Extracted data entries:
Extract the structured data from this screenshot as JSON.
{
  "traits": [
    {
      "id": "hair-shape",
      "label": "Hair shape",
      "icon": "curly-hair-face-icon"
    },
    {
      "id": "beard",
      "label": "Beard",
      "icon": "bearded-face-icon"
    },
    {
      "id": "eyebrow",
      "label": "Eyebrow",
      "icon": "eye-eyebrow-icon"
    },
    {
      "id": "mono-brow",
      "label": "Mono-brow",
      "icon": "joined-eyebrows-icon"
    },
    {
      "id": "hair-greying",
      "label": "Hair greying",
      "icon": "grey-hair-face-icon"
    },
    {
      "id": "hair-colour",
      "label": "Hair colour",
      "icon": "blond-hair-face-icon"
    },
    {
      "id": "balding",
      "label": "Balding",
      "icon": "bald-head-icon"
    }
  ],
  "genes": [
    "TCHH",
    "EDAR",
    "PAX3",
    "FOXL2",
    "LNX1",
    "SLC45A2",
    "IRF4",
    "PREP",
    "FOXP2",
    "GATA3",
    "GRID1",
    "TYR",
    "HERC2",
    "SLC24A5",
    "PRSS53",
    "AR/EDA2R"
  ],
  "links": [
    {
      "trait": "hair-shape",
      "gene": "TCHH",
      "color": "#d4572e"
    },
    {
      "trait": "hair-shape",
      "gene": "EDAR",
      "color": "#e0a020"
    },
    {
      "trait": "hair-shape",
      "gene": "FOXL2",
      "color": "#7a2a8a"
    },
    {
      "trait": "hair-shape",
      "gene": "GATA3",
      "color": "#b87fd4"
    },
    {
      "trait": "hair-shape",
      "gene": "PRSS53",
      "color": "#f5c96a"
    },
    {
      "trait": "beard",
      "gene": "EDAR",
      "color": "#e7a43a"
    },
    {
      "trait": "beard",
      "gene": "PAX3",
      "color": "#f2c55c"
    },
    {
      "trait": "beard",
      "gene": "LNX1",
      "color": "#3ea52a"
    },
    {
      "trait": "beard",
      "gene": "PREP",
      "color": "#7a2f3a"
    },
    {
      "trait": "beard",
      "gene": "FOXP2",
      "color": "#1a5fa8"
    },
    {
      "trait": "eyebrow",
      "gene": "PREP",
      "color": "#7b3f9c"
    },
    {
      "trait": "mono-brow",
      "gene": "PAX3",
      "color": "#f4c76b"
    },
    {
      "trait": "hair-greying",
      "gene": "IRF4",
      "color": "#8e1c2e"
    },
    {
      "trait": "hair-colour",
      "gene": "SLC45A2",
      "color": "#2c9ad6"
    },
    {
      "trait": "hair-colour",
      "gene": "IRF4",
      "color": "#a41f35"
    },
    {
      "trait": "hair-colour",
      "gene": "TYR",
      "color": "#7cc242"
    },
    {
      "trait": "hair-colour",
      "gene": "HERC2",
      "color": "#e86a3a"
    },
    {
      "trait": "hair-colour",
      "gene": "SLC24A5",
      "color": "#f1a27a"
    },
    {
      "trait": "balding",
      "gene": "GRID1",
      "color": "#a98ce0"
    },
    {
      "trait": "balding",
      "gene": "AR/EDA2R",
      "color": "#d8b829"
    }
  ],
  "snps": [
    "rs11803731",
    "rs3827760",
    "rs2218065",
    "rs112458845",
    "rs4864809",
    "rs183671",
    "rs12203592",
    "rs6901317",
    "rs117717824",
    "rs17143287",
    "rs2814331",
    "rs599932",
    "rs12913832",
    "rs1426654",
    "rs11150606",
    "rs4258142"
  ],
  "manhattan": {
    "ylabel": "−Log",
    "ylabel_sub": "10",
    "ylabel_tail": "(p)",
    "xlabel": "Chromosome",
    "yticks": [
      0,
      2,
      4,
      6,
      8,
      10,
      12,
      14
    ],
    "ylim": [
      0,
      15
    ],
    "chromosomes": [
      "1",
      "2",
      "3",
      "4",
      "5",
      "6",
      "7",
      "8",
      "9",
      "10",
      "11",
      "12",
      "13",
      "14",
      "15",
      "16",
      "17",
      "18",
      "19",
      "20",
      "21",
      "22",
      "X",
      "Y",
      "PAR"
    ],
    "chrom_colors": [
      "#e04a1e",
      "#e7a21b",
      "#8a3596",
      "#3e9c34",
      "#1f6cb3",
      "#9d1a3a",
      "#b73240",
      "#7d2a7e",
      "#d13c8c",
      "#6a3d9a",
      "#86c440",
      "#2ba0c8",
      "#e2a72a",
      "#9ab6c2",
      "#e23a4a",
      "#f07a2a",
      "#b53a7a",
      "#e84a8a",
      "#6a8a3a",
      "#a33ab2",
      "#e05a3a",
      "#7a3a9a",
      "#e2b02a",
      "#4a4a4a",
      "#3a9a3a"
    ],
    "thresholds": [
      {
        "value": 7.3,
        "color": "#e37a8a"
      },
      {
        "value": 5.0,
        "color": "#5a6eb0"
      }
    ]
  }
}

## EXERCISE OBJECTIVE
For this exercise, output the records in full, exactly.

## RESULT FOR THIS TASK
Extract the structured data from this screenshot as JSON.
{
  "traits": [
    {
      "id": "hair-shape",
      "label": "Hair shape",
      "icon": "curly-hair-face-icon"
    },
    {
      "id": "beard",
      "label": "Beard",
      "icon": "bearded-face-icon"
    },
    {
      "id": "eyebrow",
      "label": "Eyebrow",
      "icon": "eye-eyebrow-icon"
    },
    {
      "id": "mono-brow",
      "label": "Mono-brow",
      "icon": "joined-eyebrows-icon"
    },
    {
      "id": "hair-greying",
      "label": "Hair greying",
      "icon": "grey-hair-face-icon"
    },
    {
      "id": "hair-colour",
      "label": "Hair colour",
      "icon": "blond-hair-face-icon"
    },
    {
      "id": "balding",
      "label": "Balding",
      "icon": "bald-head-icon"
    }
  ],
  "genes": [
    "TCHH",
    "EDAR",
    "PAX3",
    "FOXL2",
    "LNX1",
    "SLC45A2",
    "IRF4",
    "PREP",
    "FOXP2",
    "GATA3",
    "GRID1",
    "TYR",
    "HERC2",
    "SLC24A5",
    "PRSS53",
    "AR/EDA2R"
  ],
  "links": [
    {
      "trait": "hair-shape",
      "gene": "TCHH",
      "color": "#d4572e"
    },
    {
      "trait": "hair-shape",
      "gene": "EDAR",
      "color": "#e0a020"
    },
    {
      "trait": "hair-shape",
      "gene": "FOXL2",
      "color": "#7a2a8a"
    },
    {
      "trait": "hair-shape",
      "gene": "GATA3",
      "color": "#b87fd4"
    },
    {
      "trait": "hair-shape",
      "gene": "PRSS53",
      "color": "#f5c96a"
    },
    {
      "trait": "beard",
      "gene": "EDAR",
      "color": "#e7a43a"
    },
    {
      "trait": "beard",
      "gene": "PAX3",
      "color": "#f2c55c"
    },
    {
      "trait": "beard",
      "gene": "LNX1",
      "color": "#3ea52a"
    },
    {
      "trait": "beard",
      "gene": "PREP",
      "color": "#7a2f3a"
    },
    {
      "trait": "beard",
      "gene": "FOXP2",
      "color": "#1a5fa8"
    },
    {
      "trait": "eyebrow",
      "gene": "PREP",
      "color": "#7b3f9c"
    },
    {
      "trait": "mono-brow",
      "gene": "PAX3",
      "color": "#f4c76b"
    },
    {
      "trait": "hair-greying",
      "gene": "IRF4",
      "color": "#8e1c2e"
    },
    {
      "trait": "hair-colour",
      "gene": "SLC45A2",
      "color": "#2c9ad6"
    },
    {
      "trait": "hair-colour",
      "gene": "IRF4",
      "color": "#a41f35"
    },
    {
      "trait": "hair-colour",
      "gene": "TYR",
      "color": "#7cc242"
    },
    {
      "trait": "hair-colour",
      "gene": "HERC2",
      "color": "#e86a3a"
    },
    {
      "trait": "hair-colour",
      "gene": "SLC24A5",
      "color": "#f1a27a"
    },
    {
      "trait": "balding",
      "gene": "GRID1",
      "color": "#a98ce0"
    },
    {
      "trait": "balding",
      "gene": "AR/EDA2R",
      "color": "#d8b829"
    }
  ],
  "snps": [
    "rs11803731",
    "rs3827760",
    "rs2218065",
    "rs112458845",
    "rs4864809",
    "rs183671",
    "rs12203592",
    "rs6901317",
    "rs117717824",
    "rs17143287",
    "rs2814331",
    "rs599932",
    "rs12913832",
    "rs1426654",
    "rs11150606",
    "rs4258142"
  ],
  "manhattan": {
    "ylabel": "−Log",
    "ylabel_sub": "10",
    "ylabel_tail": "(p)",
    "xlabel": "Chromosome",
    "yticks": [
      0,
      2,
      4,
      6,
      8,
      10,
      12,
      14
    ],
    "ylim": [
      0,
      15
    ],
    "chromosomes": [
      "1",
      "2",
      "3",
      "4",
      "5",
      "6",
      "7",
      "8",
      "9",
      "10",
      "11",
      "12",
      "13",
      "14",
      "15",
      "16",
      "17",
      "18",
      "19",
      "20",
      "21",
      "22",
      "X",
      "Y",
      "PAR"
    ],
    "chrom_colors": [
      "#e04a1e",
      "#e7a21b",
      "#8a3596",
      "#3e9c34",
      "#1f6cb3",
      "#9d1a3a",
      "#b73240",
      "#7d2a7e",
      "#d13c8c",
      "#6a3d9a",
      "#86c440",
      "#2ba0c8",
      "#e2a72a",
      "#9ab6c2",
      "#e23a4a",
      "#f07a2a",
      "#b53a7a",
      "#e84a8a",
      "#6a8a3a",
      "#a33ab2",
      "#e05a3a",
      "#7a3a9a",
      "#e2b02a",
      "#4a4a4a",
      "#3a9a3a"
    ],
    "thresholds": [
      {
        "value": 7.3,
        "color": "#e37a8a"
      },
      {
        "value": 5.0,
        "color": "#5a6eb0"
      }
    ]
  }
}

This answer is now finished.